--- TEXT SEGMENT Enclosed Below ---

On 21 February 2023, Zhao was appointed as the head coach of Chinese Super League club Cangzhou Mighty Lions. On 16 July 2024, he swapped positions with Li Xiaopeng to become the team's general manager.

==Career statistics==
===Club===

| Club performance |  |  | League |  | Cup |  | League Cup |  | Continental |  | Others |  | Total |  |
| Season | Club | League | Apps | Goals | Apps | Goals | Apps | Goals | Apps | Goals | Apps | Goals | Apps | Goals |
| China PR |  |  | League |  | FA Cup |  | CSL Cup |  | Asia |  | Others |  | Total |  |
| 1998 | Liaoning F.C. | Chinese Jia-B League |  | 3 |  |  | - | - | - | - | - | - |  | 3 |
| 1999 | Chinese Jia-A League | 25 | 3 | 0 | 0 | - | - | - | - | - | - | 25 | 3 |
| 2000 | 24 | 4 | 4 | 1 | - | - | - | - | 1 | 0 | 29 | 5 |
| 2001 | 25 | 4 | 1 | 1 | - | - | - | - | - | - | 26 | 5 |
| 2002 | 27 | 3 | 5 | 1 | - | - | - | - | - | - | 32 | 4 |
| 2003 | 27 | 5 | 3 | 3 | - | - | - | - | - | - | 30 | 8 |
| 2004 | Chinese Super League | 21 | 3 | 1 | 0 | 0 | 0 | - | - | - | - | 22 | 3 |
| 2005 | 15 | 0 | 2 | 1 | 3 | 0 | - | - | - | - | 20 | 1 |
| 2006 | 28 | 3 | 1 | 0 | - | - | - | - | - | - | 29 | 3 |
| 2007 | 28 | 4 | - | - | - | - | - | - | - | - | 28 | 4 |
| 2008 | 29 | 4 | - | - | - | - | - | - | - | - | 29 | 4 |
| 2009 | China League One | 24 | 5 | - | - | - | - | - | - | - | - | 24 | 5 |
| 2010 | Chinese Super League | 29 | 0 | - | - | - | - | - | - | - | - | 29 | 0 |
| 2011 | 28 | 5 | 0 | 0 | - | - | - | - | - | - | 28 | 5 |
| 2012 | 26 | 4 | 4 | 1 | - | - | - | - | - | - | 30 | 5 |
| 2013 | 24 | 1 | 1 | 0 | - | - | - | - | - | - | 25 | 1 |
| 2014 | 20 | 3 | 1 | 0 | - | - | - | - | - | - | 21 | 3 |
| 2015 | 2 | 0 | 0 | 0 | - | - | - | - | - | - | 2 | 0 |
| 2016 | 3 | 0 | 0 | 0 | - | - | - | - | - | - | 3 | 0 |
| Career total |  |  | 405 | 51 | 23 | 8 | 3 | 0 | 0 | 0 | 1 | 0 | 432 | 59 |

===International===

National team
| Year | Apps | Goals |
| 1998 | 8 | 1 |
| 1999 | 0 | 0 |
| 2000 | 0 | 0 |
| 2001 | 0 | 0 |
| 2002 | 10 | 1 |
| 2003 | 8 | 0 |
| 2004 | 20 | 0 |
| 2005 | 5 | 0 |
| 2006 | 8 | 0 |
| 2007 | 5 | 0 |
| 2008 | 7 | 0 |
| Total | 71 | 2 |

===International goals===
Results list China's goal tally first.

--- End of Enclosed TEXT SEGMENT ---
--- DATASET Enclosed Below ---

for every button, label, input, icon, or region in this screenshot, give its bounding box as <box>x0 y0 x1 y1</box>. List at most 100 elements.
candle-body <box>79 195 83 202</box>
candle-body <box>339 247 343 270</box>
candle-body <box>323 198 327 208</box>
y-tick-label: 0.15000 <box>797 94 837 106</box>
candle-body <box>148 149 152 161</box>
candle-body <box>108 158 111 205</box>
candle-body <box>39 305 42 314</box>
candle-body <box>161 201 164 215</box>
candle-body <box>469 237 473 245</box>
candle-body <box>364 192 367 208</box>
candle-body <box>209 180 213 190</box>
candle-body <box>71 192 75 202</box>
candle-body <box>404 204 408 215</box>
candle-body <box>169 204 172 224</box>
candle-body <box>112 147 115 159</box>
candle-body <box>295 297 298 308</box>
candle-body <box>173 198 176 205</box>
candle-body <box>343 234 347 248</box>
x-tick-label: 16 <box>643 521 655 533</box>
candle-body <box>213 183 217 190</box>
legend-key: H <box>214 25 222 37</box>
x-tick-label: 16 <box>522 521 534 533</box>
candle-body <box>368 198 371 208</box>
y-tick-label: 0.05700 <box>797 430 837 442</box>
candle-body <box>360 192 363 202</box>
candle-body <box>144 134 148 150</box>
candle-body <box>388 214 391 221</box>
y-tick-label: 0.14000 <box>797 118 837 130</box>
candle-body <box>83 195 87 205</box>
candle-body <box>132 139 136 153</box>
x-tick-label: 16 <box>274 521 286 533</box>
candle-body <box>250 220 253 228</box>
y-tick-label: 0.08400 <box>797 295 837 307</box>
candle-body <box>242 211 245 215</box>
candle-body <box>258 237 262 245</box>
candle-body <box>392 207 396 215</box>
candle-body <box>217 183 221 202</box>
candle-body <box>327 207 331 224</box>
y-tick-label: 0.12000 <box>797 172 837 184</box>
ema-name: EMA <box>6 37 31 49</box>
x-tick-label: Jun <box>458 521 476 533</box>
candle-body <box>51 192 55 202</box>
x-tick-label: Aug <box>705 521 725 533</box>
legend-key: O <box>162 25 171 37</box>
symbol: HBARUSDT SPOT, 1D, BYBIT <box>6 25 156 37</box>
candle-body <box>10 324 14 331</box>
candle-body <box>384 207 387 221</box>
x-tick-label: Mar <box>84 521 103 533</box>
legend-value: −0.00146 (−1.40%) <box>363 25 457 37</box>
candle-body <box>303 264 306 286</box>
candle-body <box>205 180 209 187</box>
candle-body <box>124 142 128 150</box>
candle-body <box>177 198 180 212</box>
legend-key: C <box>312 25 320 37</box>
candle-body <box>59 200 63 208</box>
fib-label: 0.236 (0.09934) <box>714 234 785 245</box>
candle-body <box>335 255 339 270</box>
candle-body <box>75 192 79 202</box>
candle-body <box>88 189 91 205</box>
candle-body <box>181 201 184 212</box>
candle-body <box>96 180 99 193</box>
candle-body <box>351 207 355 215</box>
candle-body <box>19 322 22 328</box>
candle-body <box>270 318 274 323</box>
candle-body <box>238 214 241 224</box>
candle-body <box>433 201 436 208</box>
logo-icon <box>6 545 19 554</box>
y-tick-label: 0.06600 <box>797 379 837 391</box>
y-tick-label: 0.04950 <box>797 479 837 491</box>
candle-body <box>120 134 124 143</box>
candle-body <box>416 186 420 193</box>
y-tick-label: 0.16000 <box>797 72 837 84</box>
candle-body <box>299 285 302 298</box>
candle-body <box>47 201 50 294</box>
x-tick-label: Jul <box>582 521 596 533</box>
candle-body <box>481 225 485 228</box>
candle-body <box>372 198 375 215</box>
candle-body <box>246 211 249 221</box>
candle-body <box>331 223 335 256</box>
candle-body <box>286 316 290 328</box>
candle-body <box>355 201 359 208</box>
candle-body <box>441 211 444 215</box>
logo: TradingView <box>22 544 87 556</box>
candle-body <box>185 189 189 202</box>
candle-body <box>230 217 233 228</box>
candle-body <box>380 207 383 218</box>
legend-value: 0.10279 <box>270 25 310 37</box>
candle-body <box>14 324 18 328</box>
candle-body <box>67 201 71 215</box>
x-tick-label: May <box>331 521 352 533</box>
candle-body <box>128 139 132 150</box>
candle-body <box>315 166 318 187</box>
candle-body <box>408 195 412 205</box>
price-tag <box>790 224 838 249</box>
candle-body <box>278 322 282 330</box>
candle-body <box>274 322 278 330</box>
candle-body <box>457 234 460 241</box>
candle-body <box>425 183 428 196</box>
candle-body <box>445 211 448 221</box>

--- End of Enclosed DATASET ---

### [WORK TO COMPLETE]
1. In the text on Zhao's career, on what date was Zhao appointed head coach of Cangzhou Mighty Lions?
2. Pick up the text on Zhao's career right after its last line and keep writing.
The data play no role in what is asked here.

### [ANSWERS TO EACH TASK]
1. On 21 February 2023.

2.
| Date | Venue | Opponent | Result | Competition |
|---|---|---|---|---|
| 8 December 1998 | Bangkok, Thailand | Tajikistan | 3–1 | 1998 Asian Games |
| 7 December 2002 | Manama, Bahrain | Syria | 3–1 | Friendly international |

===Managerial statistics===

| Team | Nat | From | To | Record |  |  |  |  |
| G | W | D | L | Win % |
| Liaoning F.C. (caretaker) | CHN | 29 September 2017 | 12 December 2017 | 4 | 0 | 1 | 3 | 000.00 |
| Cangzhou Mighty Lions | CHN | 21 February 2023 | 15 July 2024 | 51 | 12 | 12 | 27 | 023.53 |
| Total |  |  |  | 55 | 12 | 13 | 30 | 021.82 |

==Honours==
===Player===
====Club====
Liaoning Whowin
- China League One: 2009
- Chinese FA Super Cup: 1999

====Individual====
- AFC Asian Cup All-Star Team: 2004
- Chinese Football Association Player of the Year: 2004
- Chinese Super League Team of the Year: 2002, 2003

==Personal life==
Zhao is of Manchu ethnicity from Aisin Gioro clan. He is a descendant of Boolungga, who is the brother of Giocangga.